§ KUTIPAN YANG DISEDIAKAN:
##############################

Oleh: SW. Retnani S. Pd. ( Praktisi Pendidikan tinggal di Rancaekek)
Indonesia sebagai negara berkembang memiliki ragam pertumbuhan ekonomi yang bermacam- macam. Ada yang kaya atau biasa disebut kalangan atas dan ada pula yang miskin atau biasa disebut kalangan bawah. Jurang diantara keduanya mencipatakan kalangan tersendiri, mereka menyebutnya kalangan menengah. Ketimpangan yang ada pada tiga kalangan ini tidak hanya berkutat pada kekayaan materi saja. Namun berdampak pula pada sektor pendidikannya. Untuk kalangan menengah- keatas, biaya pendidikan yang sangat melejit bukan suatu masalah. Persoalan ini akan sangat terasa menyulitkan bila yang mengalaminya adalah kalangan bawah. Fenomena resahnya kalangan bawah terhadap biaya pendidikan yang melangit sudah terjadi sejak negeri ini mulai dicengkeram sistem kapitalis- liberalisme. Dan ketika tanggungjawab pemerintah atas pendidikan seluruh rakyat tidak ditunaikan ataupun sedikit demi sedikit bahkan dihilangkan, inilah yang membuat rakyat resah dan kecewa. Salah satunya adalah dihapuskannya jalur SKTM oleh Kemendikbud.
Seperti yang disinyalir dari m.tribunnews.com (16/1/2019) bahwa SKTM dinilai lebih banyak mudarat daripada manfaat, pemerintah melalui Kementerian Pendidikan dan Kebudayaan ( Kemendikbud) secara resmi telah menghapus jalur Surat Keterangan Tidak Mampu ( SKTM).
Hal ini disampaikan Menteri Pendidikan dan Kebudayaan Muhadjir Effendy dalam konferensi pers Permendikbud No. 51 Tahun 2018 tentang Penerimaan Peserta Didik Baru ( PPDB) 2019, di Gedung Kemendikbud, Jakarta (15/1/2019).
Menurut beliau SKTM itu justru banyak disalahgunakan keluarga mampu untuk mendapatkan sekolah favorit mereka. Padahal sebenarnya SKTM awalnya dibuat untuk melindungi anak-anak dari keluarga tidak mampu agar mereka tetap mendapatkan haknya untuk bersekolah. Kemendikbud menambahkan, menimbang evaluasi PPDB 2018 yang melihat SKTM lebih banyak mudarat daripada manfaatnya maka melalui Permendikbud baru ini pemerintah memutuskan untuk menghapus jalur SKTM.

##############################

§ DATA MENTAH:
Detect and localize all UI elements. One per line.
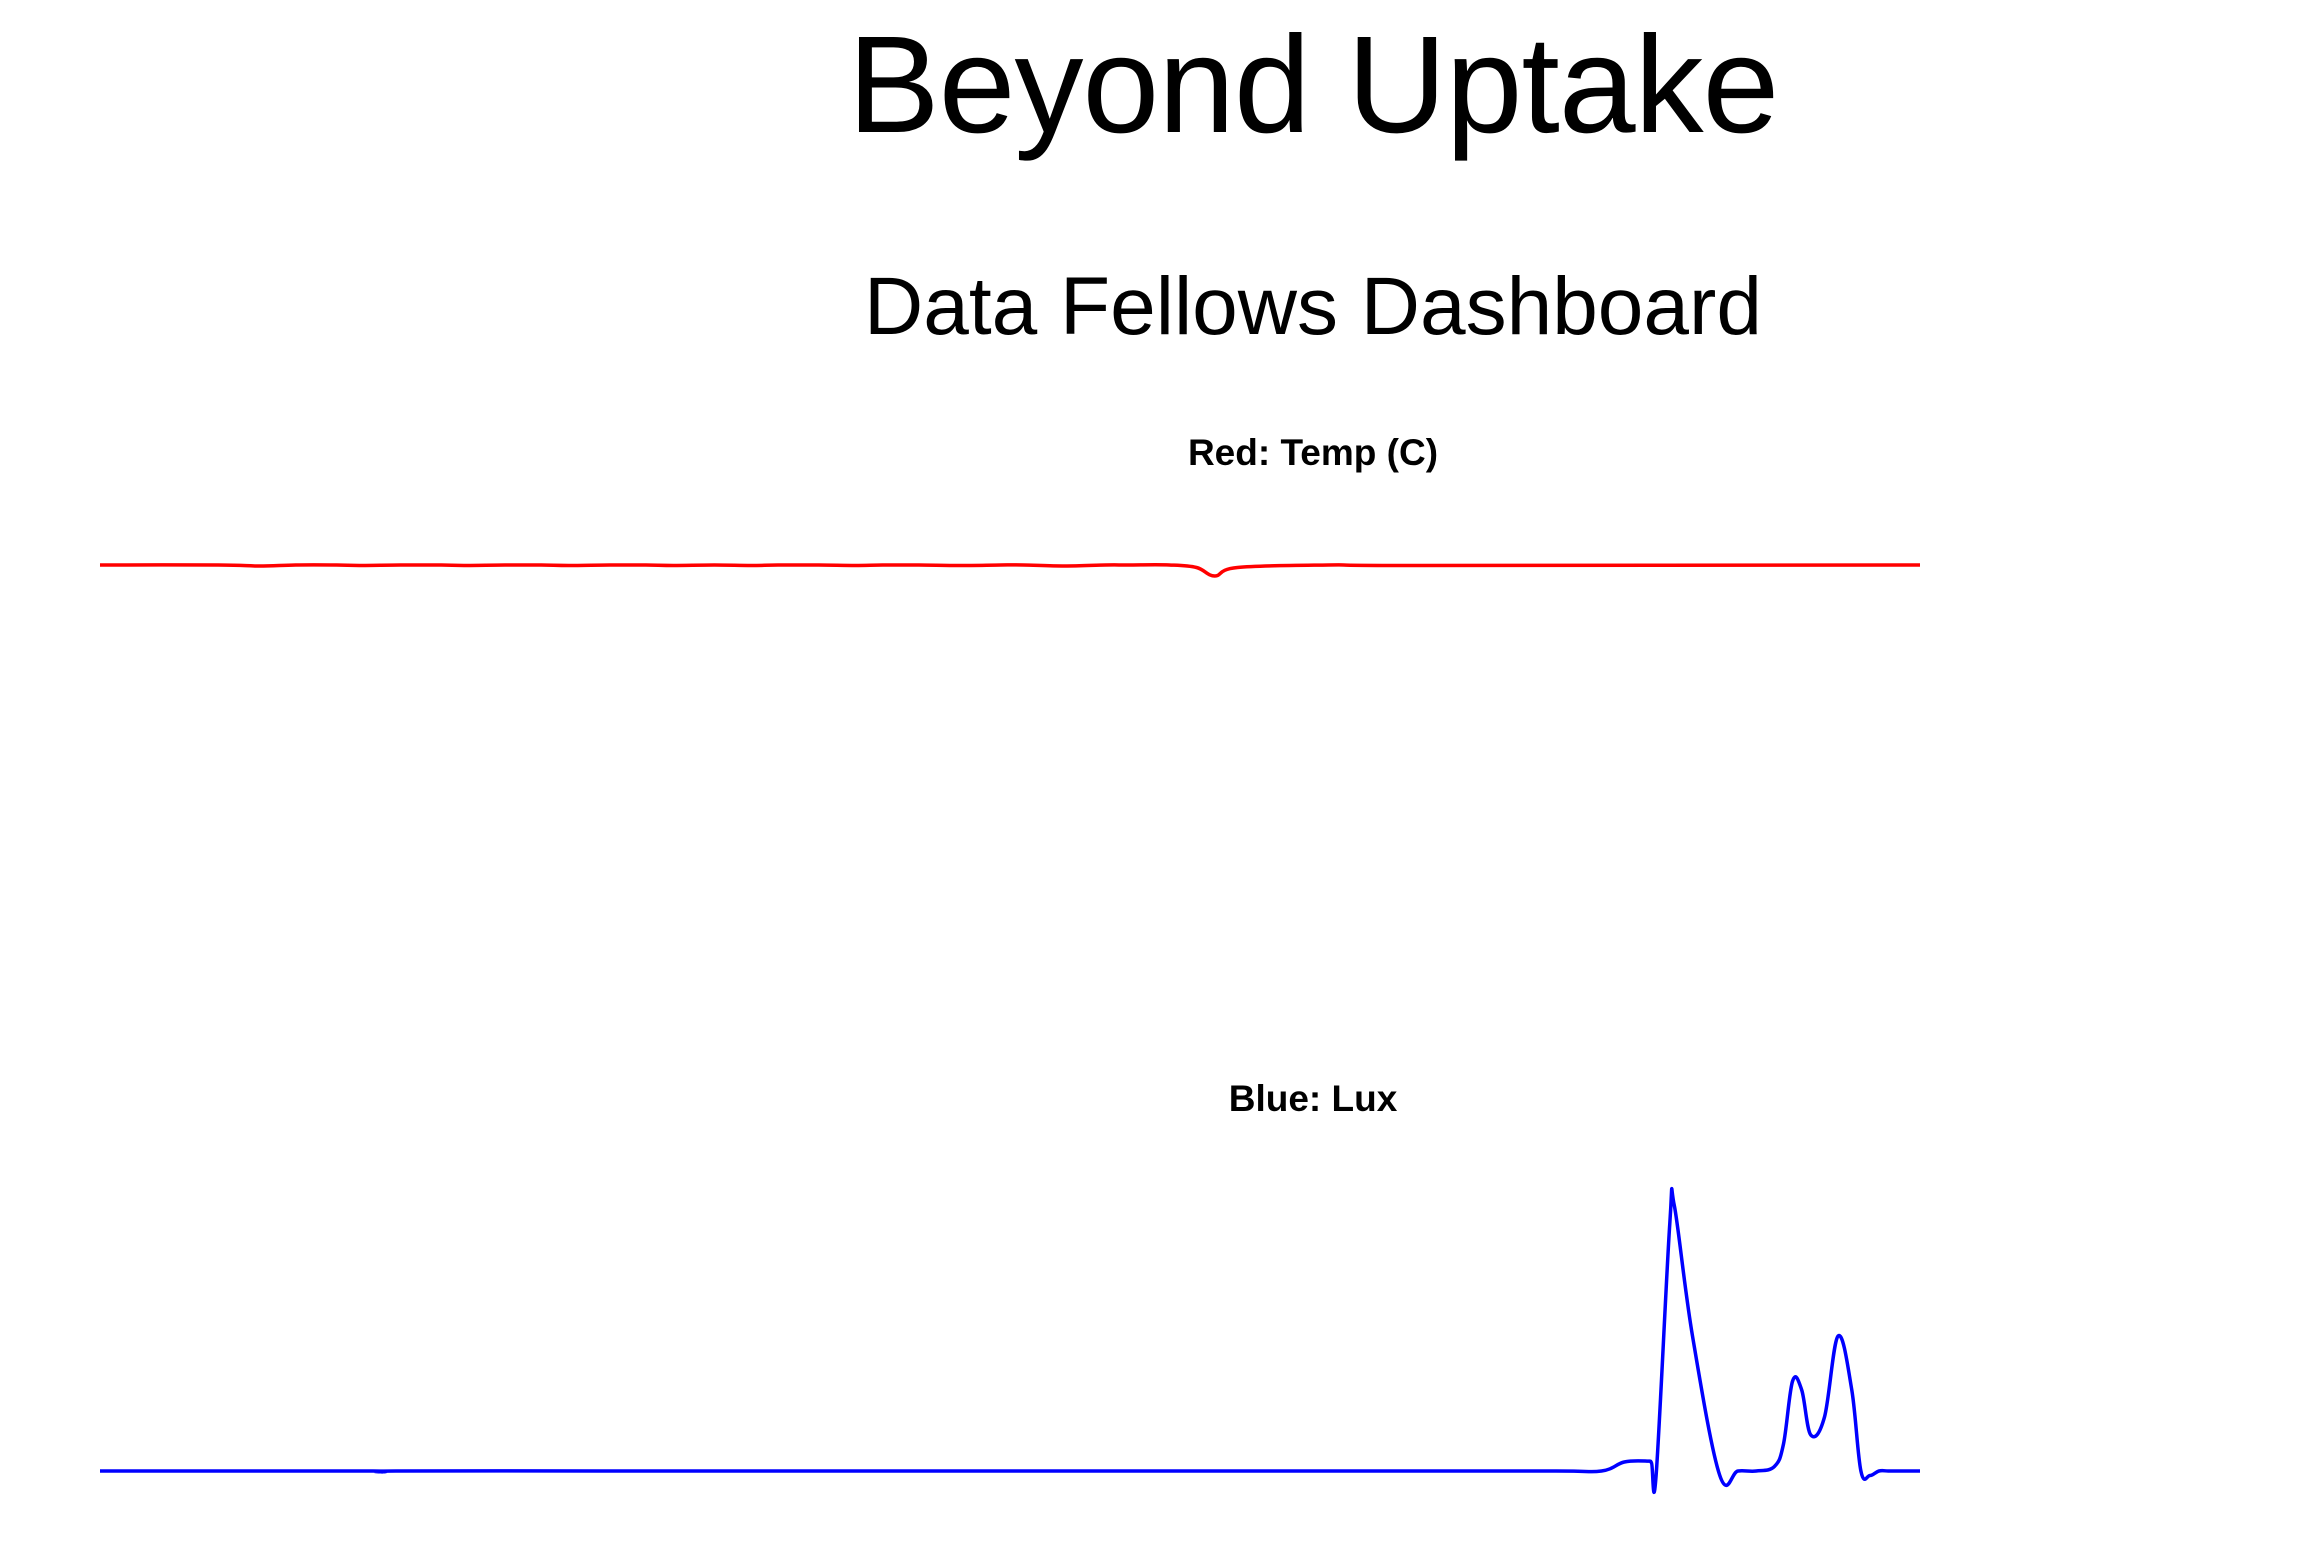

##############################

§ TUGAS YANG DIKERJAKAN:
**A.** Tuliskan kembali bagian kutipan tentang penghapusan SKTM mulai dari "Seperti yang disinyalir" sampai dengan "Kemendikbud, Jakarta (15/1/2019).".
**B.** Tolong sebutkan semua kalangan masyarakat yang dibedakan dalam kutipan tentang penghapusan SKTM.

§ JAWABAN TERTULIS:
**A.**
Seperti yang disinyalir dari m.tribunnews.com (16/1/2019) bahwa SKTM dinilai lebih banyak mudarat daripada manfaat, pemerintah melalui Kementerian Pendidikan dan Kebudayaan ( Kemendikbud) secara resmi telah menghapus jalur Surat Keterangan Tidak Mampu ( SKTM).
Hal ini disampaikan Menteri Pendidikan dan Kebudayaan Muhadjir Effendy dalam konferensi pers Permendikbud No. 51 Tahun 2018 tentang Penerimaan Peserta Didik Baru ( PPDB) 2019, di Gedung Kemendikbud, Jakarta (15/1/2019).

**B.**
- Kalangan atas (yang kaya)
- Kalangan bawah (yang miskin)
- Kalangan menengah